WHAT IS ASKED: Output an exact reproduction of the data.

(Data entries)
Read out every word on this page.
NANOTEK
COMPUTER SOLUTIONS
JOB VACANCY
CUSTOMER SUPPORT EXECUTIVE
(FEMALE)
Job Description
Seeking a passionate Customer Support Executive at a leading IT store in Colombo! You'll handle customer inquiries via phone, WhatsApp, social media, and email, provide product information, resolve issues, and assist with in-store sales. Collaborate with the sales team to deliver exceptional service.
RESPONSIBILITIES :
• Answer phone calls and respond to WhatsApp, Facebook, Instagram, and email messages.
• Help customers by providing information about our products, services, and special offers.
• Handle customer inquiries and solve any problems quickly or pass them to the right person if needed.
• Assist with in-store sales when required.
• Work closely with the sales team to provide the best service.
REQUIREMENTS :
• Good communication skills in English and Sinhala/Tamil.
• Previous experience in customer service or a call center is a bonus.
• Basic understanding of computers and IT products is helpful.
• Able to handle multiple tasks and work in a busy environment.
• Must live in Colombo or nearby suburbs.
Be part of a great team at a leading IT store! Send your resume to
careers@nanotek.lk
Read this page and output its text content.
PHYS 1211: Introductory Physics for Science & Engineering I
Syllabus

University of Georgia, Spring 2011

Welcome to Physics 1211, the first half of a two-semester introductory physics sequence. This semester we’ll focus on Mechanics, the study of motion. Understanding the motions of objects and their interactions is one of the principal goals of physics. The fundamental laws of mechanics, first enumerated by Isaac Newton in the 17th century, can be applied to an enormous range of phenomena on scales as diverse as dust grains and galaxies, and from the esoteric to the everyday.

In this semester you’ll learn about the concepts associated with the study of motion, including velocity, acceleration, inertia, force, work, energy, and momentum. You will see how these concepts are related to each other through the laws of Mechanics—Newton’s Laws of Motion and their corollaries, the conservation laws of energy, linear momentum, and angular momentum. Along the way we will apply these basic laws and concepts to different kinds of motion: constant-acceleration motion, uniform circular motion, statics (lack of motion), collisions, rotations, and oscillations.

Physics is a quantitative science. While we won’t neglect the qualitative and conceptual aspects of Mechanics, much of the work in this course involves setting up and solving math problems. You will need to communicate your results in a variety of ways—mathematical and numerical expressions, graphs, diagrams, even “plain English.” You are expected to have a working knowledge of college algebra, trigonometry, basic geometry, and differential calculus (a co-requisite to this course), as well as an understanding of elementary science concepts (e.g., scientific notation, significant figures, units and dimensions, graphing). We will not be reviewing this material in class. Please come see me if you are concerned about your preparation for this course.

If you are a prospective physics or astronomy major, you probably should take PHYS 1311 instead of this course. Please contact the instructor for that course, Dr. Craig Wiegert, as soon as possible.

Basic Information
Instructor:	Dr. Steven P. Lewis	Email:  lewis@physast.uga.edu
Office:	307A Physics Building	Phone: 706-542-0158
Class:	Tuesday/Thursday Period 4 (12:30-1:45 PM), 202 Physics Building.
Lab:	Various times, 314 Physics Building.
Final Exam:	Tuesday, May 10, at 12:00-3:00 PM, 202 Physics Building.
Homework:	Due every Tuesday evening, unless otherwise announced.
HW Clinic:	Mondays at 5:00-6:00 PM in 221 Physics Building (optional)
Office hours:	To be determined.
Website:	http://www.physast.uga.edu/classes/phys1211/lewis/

OUTPUT FOR THIS TASK:
Read out every word on this page.
NANOTEK
COMPUTER SOLUTIONS
JOB VACANCY
CUSTOMER SUPPORT EXECUTIVE
(FEMALE)
Job Description
Seeking a passionate Customer Support Executive at a leading IT store in Colombo! You'll handle customer inquiries via phone, WhatsApp, social media, and email, provide product information, resolve issues, and assist with in-store sales. Collaborate with the sales team to deliver exceptional service.
RESPONSIBILITIES :
• Answer phone calls and respond to WhatsApp, Facebook, Instagram, and email messages.
• Help customers by providing information about our products, services, and special offers.
• Handle customer inquiries and solve any problems quickly or pass them to the right person if needed.
• Assist with in-store sales when required.
• Work closely with the sales team to provide the best service.
REQUIREMENTS :
• Good communication skills in English and Sinhala/Tamil.
• Previous experience in customer service or a call center is a bonus.
• Basic understanding of computers and IT products is helpful.
• Able to handle multiple tasks and work in a busy environment.
• Must live in Colombo or nearby suburbs.
Be part of a great team at a leading IT store! Send your resume to
careers@nanotek.lk
Read this page and output its text content.
PHYS 1211: Introductory Physics for Science & Engineering I
Syllabus

University of Georgia, Spring 2011

Welcome to Physics 1211, the first half of a two-semester introductory physics sequence. This semester we’ll focus on Mechanics, the study of motion. Understanding the motions of objects and their interactions is one of the principal goals of physics. The fundamental laws of mechanics, first enumerated by Isaac Newton in the 17th century, can be applied to an enormous range of phenomena on scales as diverse as dust grains and galaxies, and from the esoteric to the everyday.

In this semester you’ll learn about the concepts associated with the study of motion, including velocity, acceleration, inertia, force, work, energy, and momentum. You will see how these concepts are related to each other through the laws of Mechanics—Newton’s Laws of Motion and their corollaries, the conservation laws of energy, linear momentum, and angular momentum. Along the way we will apply these basic laws and concepts to different kinds of motion: constant-acceleration motion, uniform circular motion, statics (lack of motion), collisions, rotations, and oscillations.

Physics is a quantitative science. While we won’t neglect the qualitative and conceptual aspects of Mechanics, much of the work in this course involves setting up and solving math problems. You will need to communicate your results in a variety of ways—mathematical and numerical expressions, graphs, diagrams, even “plain English.” You are expected to have a working knowledge of college algebra, trigonometry, basic geometry, and differential calculus (a co-requisite to this course), as well as an understanding of elementary science concepts (e.g., scientific notation, significant figures, units and dimensions, graphing). We will not be reviewing this material in class. Please come see me if you are concerned about your preparation for this course.

If you are a prospective physics or astronomy major, you probably should take PHYS 1311 instead of this course. Please contact the instructor for that course, Dr. Craig Wiegert, as soon as possible.

Basic Information
Instructor:	Dr. Steven P. Lewis	Email:  lewis@physast.uga.edu
Office:	307A Physics Building	Phone: 706-542-0158
Class:	Tuesday/Thursday Period 4 (12:30-1:45 PM), 202 Physics Building.
Lab:	Various times, 314 Physics Building.
Final Exam:	Tuesday, May 10, at 12:00-3:00 PM, 202 Physics Building.
Homework:	Due every Tuesday evening, unless otherwise announced.
HW Clinic:	Mondays at 5:00-6:00 PM in 221 Physics Building (optional)
Office hours:	To be determined.
Website:	http://www.physast.uga.edu/classes/phys1211/lewis/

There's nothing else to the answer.